▶ THE REQUEST: Return each line of the listing below, unchanged, and omit the images.
━━━ SUPPLIED RECORDS
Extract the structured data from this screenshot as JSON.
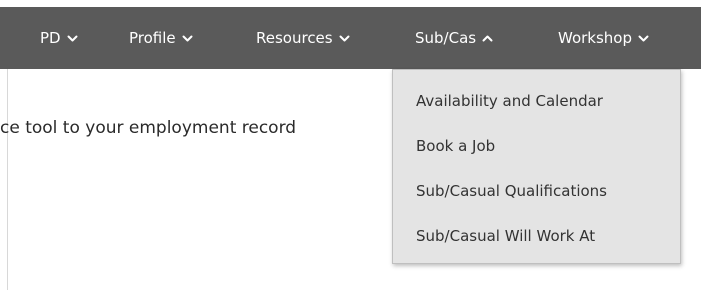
{
  "nav": {
    "items": [
      {
        "label": "PD",
        "chevron": "chevron-down-icon"
      },
      {
        "label": "Profile",
        "chevron": "chevron-down-icon"
      },
      {
        "label": "Resources",
        "chevron": "chevron-down-icon"
      },
      {
        "label": "Sub/Cas",
        "chevron": "chevron-up-icon"
      },
      {
        "label": "Workshop",
        "chevron": "chevron-down-icon"
      }
    ],
    "background_color": "#5a5a5a"
  },
  "content": {
    "text": "ce tool to your employment record"
  },
  "dropdown": {
    "items": [
      {
        "label": "Availability and Calendar"
      },
      {
        "label": "Book a Job"
      },
      {
        "label": "Sub/Casual Qualifications"
      },
      {
        "label": "Sub/Casual Will Work At"
      }
    ],
    "background_color": "#e4e4e4"
  }
}
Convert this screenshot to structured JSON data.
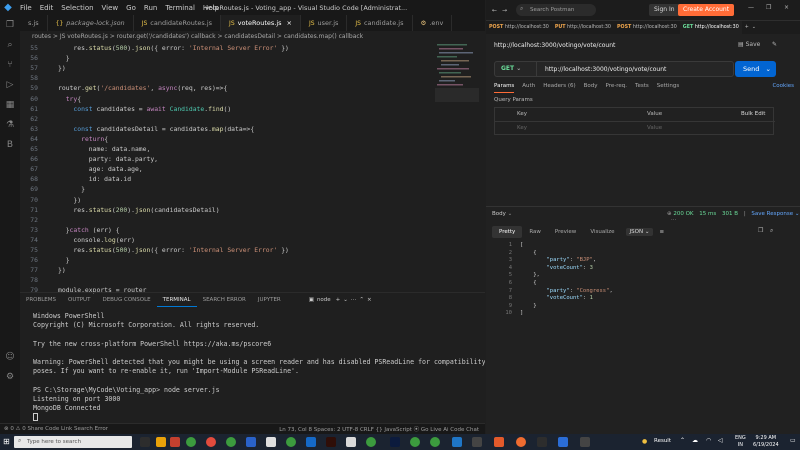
{
  "vscode": {
    "menu": [
      "File",
      "Edit",
      "Selection",
      "View",
      "Go",
      "Run",
      "Terminal",
      "Help"
    ],
    "window_title": "voteRoutes.js - Voting_app - Visual Studio Code [Administrat...",
    "tabs": [
      {
        "label": "s.js",
        "icon": "js"
      },
      {
        "label": "package-lock.json",
        "icon": "bracket"
      },
      {
        "label": "candidateRoutes.js",
        "icon": "js"
      },
      {
        "label": "voteRoutes.js",
        "icon": "js",
        "active": true
      },
      {
        "label": "user.js",
        "icon": "js"
      },
      {
        "label": "candidate.js",
        "icon": "js"
      },
      {
        "label": ".env",
        "icon": "gear"
      }
    ],
    "breadcrumb": "routes  >  JS voteRoutes.js  >  router.get('/candidates') callback  >  candidatesDetail  >  candidates.map() callback",
    "code_lines": [
      {
        "n": "55",
        "html": "    res.status(500).json({ error: 'Internal Server Error' })"
      },
      {
        "n": "56",
        "html": "  }"
      },
      {
        "n": "57",
        "html": "})"
      },
      {
        "n": "58",
        "html": ""
      },
      {
        "n": "59",
        "html": "router.get('/candidates', async(req, res)=>{"
      },
      {
        "n": "60",
        "html": "  try{"
      },
      {
        "n": "61",
        "html": "    const candidates = await Candidate.find()"
      },
      {
        "n": "62",
        "html": ""
      },
      {
        "n": "63",
        "html": "    const candidatesDetail = candidates.map(data=>{"
      },
      {
        "n": "64",
        "html": "      return{"
      },
      {
        "n": "65",
        "html": "        name: data.name,"
      },
      {
        "n": "66",
        "html": "        party: data.party,"
      },
      {
        "n": "67",
        "html": "        age: data.age,"
      },
      {
        "n": "68",
        "html": "        id: data.id"
      },
      {
        "n": "69",
        "html": "      }"
      },
      {
        "n": "70",
        "html": "    })"
      },
      {
        "n": "71",
        "html": "    res.status(200).json(candidatesDetail)"
      },
      {
        "n": "72",
        "html": ""
      },
      {
        "n": "73",
        "html": "  }catch (err) {"
      },
      {
        "n": "74",
        "html": "    console.log(err)"
      },
      {
        "n": "75",
        "html": "    res.status(500).json({ error: 'Internal Server Error' })"
      },
      {
        "n": "76",
        "html": "  }"
      },
      {
        "n": "77",
        "html": "})"
      },
      {
        "n": "78",
        "html": ""
      },
      {
        "n": "79",
        "html": "module.exports = router"
      }
    ],
    "panel_tabs": [
      "PROBLEMS",
      "OUTPUT",
      "DEBUG CONSOLE",
      "TERMINAL",
      "SEARCH ERROR",
      "JUPYTER"
    ],
    "panel_active": "TERMINAL",
    "terminal_shell": "node",
    "terminal_lines": [
      "Windows PowerShell",
      "Copyright (C) Microsoft Corporation. All rights reserved.",
      "",
      "Try the new cross-platform PowerShell https://aka.ms/pscore6",
      "",
      "Warning: PowerShell detected that you might be using a screen reader and has disabled PSReadLine for compatibility pur",
      "poses. If you want to re-enable it, run 'Import-Module PSReadLine'.",
      "",
      "PS C:\\Storage\\MyCode\\Voting_app> node server.js",
      "Listening on port 3000",
      "MongoDB Connected"
    ],
    "status_left": "⊗ 0 ⚠ 0   Share Code Link   Search Error",
    "status_right": "Ln 73, Col 8   Spaces: 2   UTF-8   CRLF   {} JavaScript   ⦿ Go Live   Ai Code Chat"
  },
  "postman": {
    "search_placeholder": "Search Postman",
    "sign_in": "Sign In",
    "create_account": "Create Account",
    "request_tabs": [
      {
        "method": "POST",
        "label": "http://localhost:30"
      },
      {
        "method": "PUT",
        "label": "http://localhost:30"
      },
      {
        "method": "POST",
        "label": "http://localhost:30"
      },
      {
        "method": "GET",
        "label": "http://localhost:30"
      }
    ],
    "request_name": "http://localhost:3000/votingo/vote/count",
    "save_label": "Save",
    "method": "GET",
    "url": "http://localhost:3000/votingo/vote/count",
    "send_label": "Send",
    "sub_tabs": [
      "Params",
      "Auth",
      "Headers (6)",
      "Body",
      "Pre-req.",
      "Tests",
      "Settings"
    ],
    "cookies": "Cookies",
    "query_params": "Query Params",
    "table_headers": {
      "key": "Key",
      "value": "Value",
      "bulk": "Bulk Edit"
    },
    "table_placeholder": {
      "key": "Key",
      "value": "Value"
    },
    "response": {
      "body_label": "Body",
      "status": "200 OK",
      "time": "15 ms",
      "size": "301 B",
      "save_response": "Save Response",
      "tabs": [
        "Pretty",
        "Raw",
        "Preview",
        "Visualize"
      ],
      "format": "JSON",
      "json_lines": [
        {
          "n": "1",
          "t": "["
        },
        {
          "n": "2",
          "t": "    {"
        },
        {
          "n": "3",
          "t": "        \"party\": \"BJP\","
        },
        {
          "n": "4",
          "t": "        \"voteCount\": 3"
        },
        {
          "n": "5",
          "t": "    },"
        },
        {
          "n": "6",
          "t": "    {"
        },
        {
          "n": "7",
          "t": "        \"party\": \"Congress\","
        },
        {
          "n": "8",
          "t": "        \"voteCount\": 1"
        },
        {
          "n": "9",
          "t": "    }"
        },
        {
          "n": "10",
          "t": "]"
        }
      ]
    }
  },
  "taskbar": {
    "search_placeholder": "Type here to search",
    "result": "Result",
    "lang": "ENG",
    "region": "IN",
    "time": "9:29 AM",
    "date": "6/19/2024"
  },
  "colors": {
    "accent": "#0078d4",
    "postman_orange": "#ff6c37",
    "send_blue": "#0265d2",
    "get_green": "#6bdd9a"
  }
}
━━━━━━
▶ OUTPUT BELOW:
Extract the structured data from this screenshot as JSON.
{
  "nav": {
    "items": [
      {
        "label": "PD",
        "chevron": "chevron-down-icon"
      },
      {
        "label": "Profile",
        "chevron": "chevron-down-icon"
      },
      {
        "label": "Resources",
        "chevron": "chevron-down-icon"
      },
      {
        "label": "Sub/Cas",
        "chevron": "chevron-up-icon"
      },
      {
        "label": "Workshop",
        "chevron": "chevron-down-icon"
      }
    ],
    "background_color": "#5a5a5a"
  },
  "content": {
    "text": "ce tool to your employment record"
  },
  "dropdown": {
    "items": [
      {
        "label": "Availability and Calendar"
      },
      {
        "label": "Book a Job"
      },
      {
        "label": "Sub/Casual Qualifications"
      },
      {
        "label": "Sub/Casual Will Work At"
      }
    ],
    "background_color": "#e4e4e4"
  }
}
Convert this screenshot to structured JSON data.
{
  "vscode": {
    "menu": [
      "File",
      "Edit",
      "Selection",
      "View",
      "Go",
      "Run",
      "Terminal",
      "Help"
    ],
    "window_title": "voteRoutes.js - Voting_app - Visual Studio Code [Administrat...",
    "tabs": [
      {
        "label": "s.js",
        "icon": "js"
      },
      {
        "label": "package-lock.json",
        "icon": "bracket"
      },
      {
        "label": "candidateRoutes.js",
        "icon": "js"
      },
      {
        "label": "voteRoutes.js",
        "icon": "js",
        "active": true
      },
      {
        "label": "user.js",
        "icon": "js"
      },
      {
        "label": "candidate.js",
        "icon": "js"
      },
      {
        "label": ".env",
        "icon": "gear"
      }
    ],
    "breadcrumb": "routes  >  JS voteRoutes.js  >  router.get('/candidates') callback  >  candidatesDetail  >  candidates.map() callback",
    "code_lines": [
      {
        "n": "55",
        "html": "    res.status(500).json({ error: 'Internal Server Error' })"
      },
      {
        "n": "56",
        "html": "  }"
      },
      {
        "n": "57",
        "html": "})"
      },
      {
        "n": "58",
        "html": ""
      },
      {
        "n": "59",
        "html": "router.get('/candidates', async(req, res)=>{"
      },
      {
        "n": "60",
        "html": "  try{"
      },
      {
        "n": "61",
        "html": "    const candidates = await Candidate.find()"
      },
      {
        "n": "62",
        "html": ""
      },
      {
        "n": "63",
        "html": "    const candidatesDetail = candidates.map(data=>{"
      },
      {
        "n": "64",
        "html": "      return{"
      },
      {
        "n": "65",
        "html": "        name: data.name,"
      },
      {
        "n": "66",
        "html": "        party: data.party,"
      },
      {
        "n": "67",
        "html": "        age: data.age,"
      },
      {
        "n": "68",
        "html": "        id: data.id"
      },
      {
        "n": "69",
        "html": "      }"
      },
      {
        "n": "70",
        "html": "    })"
      },
      {
        "n": "71",
        "html": "    res.status(200).json(candidatesDetail)"
      },
      {
        "n": "72",
        "html": ""
      },
      {
        "n": "73",
        "html": "  }catch (err) {"
      },
      {
        "n": "74",
        "html": "    console.log(err)"
      },
      {
        "n": "75",
        "html": "    res.status(500).json({ error: 'Internal Server Error' })"
      },
      {
        "n": "76",
        "html": "  }"
      },
      {
        "n": "77",
        "html": "})"
      },
      {
        "n": "78",
        "html": ""
      },
      {
        "n": "79",
        "html": "module.exports = router"
      }
    ],
    "panel_tabs": [
      "PROBLEMS",
      "OUTPUT",
      "DEBUG CONSOLE",
      "TERMINAL",
      "SEARCH ERROR",
      "JUPYTER"
    ],
    "panel_active": "TERMINAL",
    "terminal_shell": "node",
    "terminal_lines": [
      "Windows PowerShell",
      "Copyright (C) Microsoft Corporation. All rights reserved.",
      "",
      "Try the new cross-platform PowerShell https://aka.ms/pscore6",
      "",
      "Warning: PowerShell detected that you might be using a screen reader and has disabled PSReadLine for compatibility pur",
      "poses. If you want to re-enable it, run 'Import-Module PSReadLine'.",
      "",
      "PS C:\\Storage\\MyCode\\Voting_app> node server.js",
      "Listening on port 3000",
      "MongoDB Connected"
    ],
    "status_left": "⊗ 0 ⚠ 0   Share Code Link   Search Error",
    "status_right": "Ln 73, Col 8   Spaces: 2   UTF-8   CRLF   {} JavaScript   ⦿ Go Live   Ai Code Chat"
  },
  "postman": {
    "search_placeholder": "Search Postman",
    "sign_in": "Sign In",
    "create_account": "Create Account",
    "request_tabs": [
      {
        "method": "POST",
        "label": "http://localhost:30"
      },
      {
        "method": "PUT",
        "label": "http://localhost:30"
      },
      {
        "method": "POST",
        "label": "http://localhost:30"
      },
      {
        "method": "GET",
        "label": "http://localhost:30"
      }
    ],
    "request_name": "http://localhost:3000/votingo/vote/count",
    "save_label": "Save",
    "method": "GET",
    "url": "http://localhost:3000/votingo/vote/count",
    "send_label": "Send",
    "sub_tabs": [
      "Params",
      "Auth",
      "Headers (6)",
      "Body",
      "Pre-req.",
      "Tests",
      "Settings"
    ],
    "cookies": "Cookies",
    "query_params": "Query Params",
    "table_headers": {
      "key": "Key",
      "value": "Value",
      "bulk": "Bulk Edit"
    },
    "table_placeholder": {
      "key": "Key",
      "value": "Value"
    },
    "response": {
      "body_label": "Body",
      "status": "200 OK",
      "time": "15 ms",
      "size": "301 B",
      "save_response": "Save Response",
      "tabs": [
        "Pretty",
        "Raw",
        "Preview",
        "Visualize"
      ],
      "format": "JSON",
      "json_lines": [
        {
          "n": "1",
          "t": "["
        },
        {
          "n": "2",
          "t": "    {"
        },
        {
          "n": "3",
          "t": "        \"party\": \"BJP\","
        },
        {
          "n": "4",
          "t": "        \"voteCount\": 3"
        },
        {
          "n": "5",
          "t": "    },"
        },
        {
          "n": "6",
          "t": "    {"
        },
        {
          "n": "7",
          "t": "        \"party\": \"Congress\","
        },
        {
          "n": "8",
          "t": "        \"voteCount\": 1"
        },
        {
          "n": "9",
          "t": "    }"
        },
        {
          "n": "10",
          "t": "]"
        }
      ]
    }
  },
  "taskbar": {
    "search_placeholder": "Type here to search",
    "result": "Result",
    "lang": "ENG",
    "region": "IN",
    "time": "9:29 AM",
    "date": "6/19/2024"
  },
  "colors": {
    "accent": "#0078d4",
    "postman_orange": "#ff6c37",
    "send_blue": "#0265d2",
    "get_green": "#6bdd9a"
  }
}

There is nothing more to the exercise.